_Text section_
++++++++

Population-based birth defects data in the United States, 2011-2015: A focus on eye and ear defects.

Author information

National Center on Birth Defects and Developmental Disabilities, Centers for Disease Control and Prevention, Atlanta, Georgia.
Carter Consulting, Incorporated, Atlanta, Georgia.
Massachusetts Department of Public Health, Center for Birth Defects Research and Prevention, Boston, Massachusetts.
Texas Department of State Health Services, Birth Defects Epidemiology and Surveillance Branch, Austin, Texas.
Department of Family and Community Medicine, Baylor College of Medicine, Houston, Texas.
Department of Community and Family Health, College of Public Health, University of South Florida, Tampa, Florida.
Oak Ridge Institute for Science and Education, Oak Ridge, Tennessee.
Arkansas Center for Birth Defects Research and Prevention, the Arkansas Children's Research Institute and the University of Arkansas for Medical Sciences, Department of Epidemiology, Little Rock, Arkansas.
Division of Public Health, North Carolina Department of Health and Human Services, Raleigh, North Carolina.
College of Public Health, University of Iowa, Iowa City, Iowa.
Utah Birth Defect Network, Utah Department of Health, Salt Lake City, Utah.
Oklahoma Birth Defects Registry, Oklahoma State Department of Health, Oklahoma City, Oklahoma.
Department of Pediatrics, Section of Hematology-Oncology, Baylor College of Medicine, Houston, Texas.



In this data brief, we examine major eye and ear anomalies (anophthalmia/microphthalmia, anotia/microtia, and congenital cataract) for a recent 5-year birth cohort using data from 30 population-based birth defects surveillance programs in the United States.


As a special call for data for the 2018 NBDPN Annual Report, state programs reported expanded data on eye/ear anomalies for birth years 2011-2015. We calculated the combined overall prevalence (per 10,000 live births) and 95% confidence intervals (CI), for the three anomalies as well as by maternal age, maternal race/ethnicity, infant sex, laterality, presence/absence of other major birth defects, and case ascertainment methodology utilized by the program (active vs. passive).

++++++++

_Dataset entries_
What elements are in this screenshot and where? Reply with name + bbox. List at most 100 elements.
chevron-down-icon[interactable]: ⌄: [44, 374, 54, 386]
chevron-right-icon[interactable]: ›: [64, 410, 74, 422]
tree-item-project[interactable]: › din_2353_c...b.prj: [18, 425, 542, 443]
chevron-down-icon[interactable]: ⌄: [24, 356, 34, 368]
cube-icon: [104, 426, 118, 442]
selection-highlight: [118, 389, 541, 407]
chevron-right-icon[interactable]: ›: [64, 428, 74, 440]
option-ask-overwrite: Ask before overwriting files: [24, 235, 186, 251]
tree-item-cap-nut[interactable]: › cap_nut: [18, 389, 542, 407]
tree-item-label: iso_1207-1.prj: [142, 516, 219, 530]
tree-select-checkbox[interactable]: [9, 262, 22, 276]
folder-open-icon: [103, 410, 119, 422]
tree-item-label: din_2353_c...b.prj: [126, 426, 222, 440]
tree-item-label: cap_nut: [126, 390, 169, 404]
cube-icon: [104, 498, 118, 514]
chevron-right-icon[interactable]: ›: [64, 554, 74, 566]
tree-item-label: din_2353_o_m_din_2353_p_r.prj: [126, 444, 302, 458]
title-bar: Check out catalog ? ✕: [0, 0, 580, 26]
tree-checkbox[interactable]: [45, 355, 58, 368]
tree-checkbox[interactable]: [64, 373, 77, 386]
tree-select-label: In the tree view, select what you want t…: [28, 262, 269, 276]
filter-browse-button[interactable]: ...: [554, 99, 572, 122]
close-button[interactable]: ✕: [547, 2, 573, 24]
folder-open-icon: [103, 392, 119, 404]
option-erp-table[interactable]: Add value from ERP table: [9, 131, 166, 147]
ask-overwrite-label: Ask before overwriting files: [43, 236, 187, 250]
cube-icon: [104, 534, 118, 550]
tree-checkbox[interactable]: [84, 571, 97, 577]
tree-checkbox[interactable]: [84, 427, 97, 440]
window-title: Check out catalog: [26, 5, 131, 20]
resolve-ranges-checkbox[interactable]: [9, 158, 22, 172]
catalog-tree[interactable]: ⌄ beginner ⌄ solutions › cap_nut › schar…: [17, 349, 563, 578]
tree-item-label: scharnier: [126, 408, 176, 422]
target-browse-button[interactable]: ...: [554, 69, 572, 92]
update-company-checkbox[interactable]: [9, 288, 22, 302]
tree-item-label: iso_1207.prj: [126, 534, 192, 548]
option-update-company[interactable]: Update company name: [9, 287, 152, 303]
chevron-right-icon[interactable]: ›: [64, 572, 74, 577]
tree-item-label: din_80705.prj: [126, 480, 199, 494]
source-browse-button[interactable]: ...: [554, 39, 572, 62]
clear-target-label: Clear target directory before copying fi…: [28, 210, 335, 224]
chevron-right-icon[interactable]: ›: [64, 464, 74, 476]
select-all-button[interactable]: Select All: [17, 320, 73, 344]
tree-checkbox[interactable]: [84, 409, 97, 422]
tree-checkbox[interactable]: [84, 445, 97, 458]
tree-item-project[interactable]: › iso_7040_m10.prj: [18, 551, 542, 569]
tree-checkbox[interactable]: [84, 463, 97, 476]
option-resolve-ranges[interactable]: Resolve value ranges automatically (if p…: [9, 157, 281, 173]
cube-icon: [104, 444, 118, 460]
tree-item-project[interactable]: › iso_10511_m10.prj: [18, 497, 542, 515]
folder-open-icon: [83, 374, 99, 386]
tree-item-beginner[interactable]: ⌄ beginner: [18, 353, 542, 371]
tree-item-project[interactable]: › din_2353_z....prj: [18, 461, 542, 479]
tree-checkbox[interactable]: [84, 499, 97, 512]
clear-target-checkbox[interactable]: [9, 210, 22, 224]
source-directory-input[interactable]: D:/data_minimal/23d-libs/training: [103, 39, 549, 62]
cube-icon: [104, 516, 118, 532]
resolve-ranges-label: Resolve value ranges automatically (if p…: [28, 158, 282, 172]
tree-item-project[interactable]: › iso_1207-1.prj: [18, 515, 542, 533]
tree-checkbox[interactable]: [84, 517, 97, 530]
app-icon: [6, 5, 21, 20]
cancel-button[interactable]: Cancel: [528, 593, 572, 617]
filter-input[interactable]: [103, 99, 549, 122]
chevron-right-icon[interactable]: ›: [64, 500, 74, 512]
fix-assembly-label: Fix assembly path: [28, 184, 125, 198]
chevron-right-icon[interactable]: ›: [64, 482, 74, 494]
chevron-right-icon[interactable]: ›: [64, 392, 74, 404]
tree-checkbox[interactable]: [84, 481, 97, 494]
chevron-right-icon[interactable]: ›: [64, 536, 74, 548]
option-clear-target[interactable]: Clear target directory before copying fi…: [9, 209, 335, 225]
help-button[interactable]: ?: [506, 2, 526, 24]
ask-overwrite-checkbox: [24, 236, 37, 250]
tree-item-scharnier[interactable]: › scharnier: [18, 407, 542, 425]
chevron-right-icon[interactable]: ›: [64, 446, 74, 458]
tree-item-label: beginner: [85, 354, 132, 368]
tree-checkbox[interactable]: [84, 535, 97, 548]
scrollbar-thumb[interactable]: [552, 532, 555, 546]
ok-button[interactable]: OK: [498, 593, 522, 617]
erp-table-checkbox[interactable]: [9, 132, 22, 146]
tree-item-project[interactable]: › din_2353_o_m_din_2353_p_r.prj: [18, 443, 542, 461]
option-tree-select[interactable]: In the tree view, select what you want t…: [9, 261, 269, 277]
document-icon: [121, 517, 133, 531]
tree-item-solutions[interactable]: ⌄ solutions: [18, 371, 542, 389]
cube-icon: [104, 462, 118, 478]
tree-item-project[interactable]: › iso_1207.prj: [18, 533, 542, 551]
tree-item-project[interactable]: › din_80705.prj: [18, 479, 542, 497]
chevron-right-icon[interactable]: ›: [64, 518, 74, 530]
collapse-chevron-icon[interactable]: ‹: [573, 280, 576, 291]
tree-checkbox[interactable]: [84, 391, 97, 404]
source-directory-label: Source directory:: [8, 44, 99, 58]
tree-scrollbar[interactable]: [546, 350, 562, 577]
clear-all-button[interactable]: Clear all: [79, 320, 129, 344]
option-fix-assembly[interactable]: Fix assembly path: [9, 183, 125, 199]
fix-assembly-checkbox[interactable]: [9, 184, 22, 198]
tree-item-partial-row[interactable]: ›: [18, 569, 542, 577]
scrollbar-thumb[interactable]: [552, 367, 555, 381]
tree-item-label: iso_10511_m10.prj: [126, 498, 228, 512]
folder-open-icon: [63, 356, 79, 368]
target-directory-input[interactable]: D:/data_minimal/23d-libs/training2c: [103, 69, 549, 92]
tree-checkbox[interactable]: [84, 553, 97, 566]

++++++++

_Task set_
(A) In the text on eye and ear birth defects, give the passage starting at "Carter Consulting, Incorporated, Atlanta, Georgia." and ending at "Raleigh, North Carolina." again, swapping "Carter Consulting, Incorporated" for "Carter Consulting, Inc.".
(B) According to the text on eye and ear birth defects, how many population-based birth defects surveillance programs provided the data?
(C) Continue the text on eye and ear birth defects from where it stops.

_Answer list_
(A)
Carter Consulting, Inc., Atlanta, Georgia.
Massachusetts Department of Public Health, Center for Birth Defects Research and Prevention, Boston, Massachusetts.
Texas Department of State Health Services, Birth Defects Epidemiology and Surveillance Branch, Austin, Texas.
Department of Family and Community Medicine, Baylor College of Medicine, Houston, Texas.
Department of Community and Family Health, College of Public Health, University of South Florida, Tampa, Florida.
Oak Ridge Institute for Science and Education, Oak Ridge, Tennessee.
Arkansas Center for Birth Defects Research and Prevention, the Arkansas Children's Research Institute and the University of Arkansas for Medical Sciences, Department of Epidemiology, Little Rock, Arkansas.
Division of Public Health, North Carolina Department of Health and Human Services, Raleigh, North Carolina.

(B) 30 programs

(C)
The overall prevalence estimate (per 10,000 live births) was 1.5 (95% CI: 1.4-1.5) for anophthalmia/microphthalmia, 1.5 (95% CI: 1.4-1.6) for congenital cataract, and 1.8 (95% CI: 1.7-1.8) for anotia/microtia. Congenital cataract prevalence varied little by maternal race/ethnicity, infant sex, or case ascertainment methodology; prevalence differences were more apparent across strata for anophthalmia/microphthalmia and anotia/microtia. Prevalence among active vs. passive ascertainment programs was 50% higher for anophthalmia/microphthalmia (1.9 vs. 1.2) and two-fold higher for anotia/microtia (2.6 vs. 1.2). Anophthalmia/microphthalmia was more likely than other conditions to co-occur with other birth defects. All conditions were more frequent among older mothers (40+ years).


This data brief provides recent prevalence estimates for anophthalmia/microphthalmia, congenital cataract, and anotia/microtia that address a data gap by examining pooled data from 30 population-based surveillance systems, covering a five-year birth cohort of about 12.4 million births.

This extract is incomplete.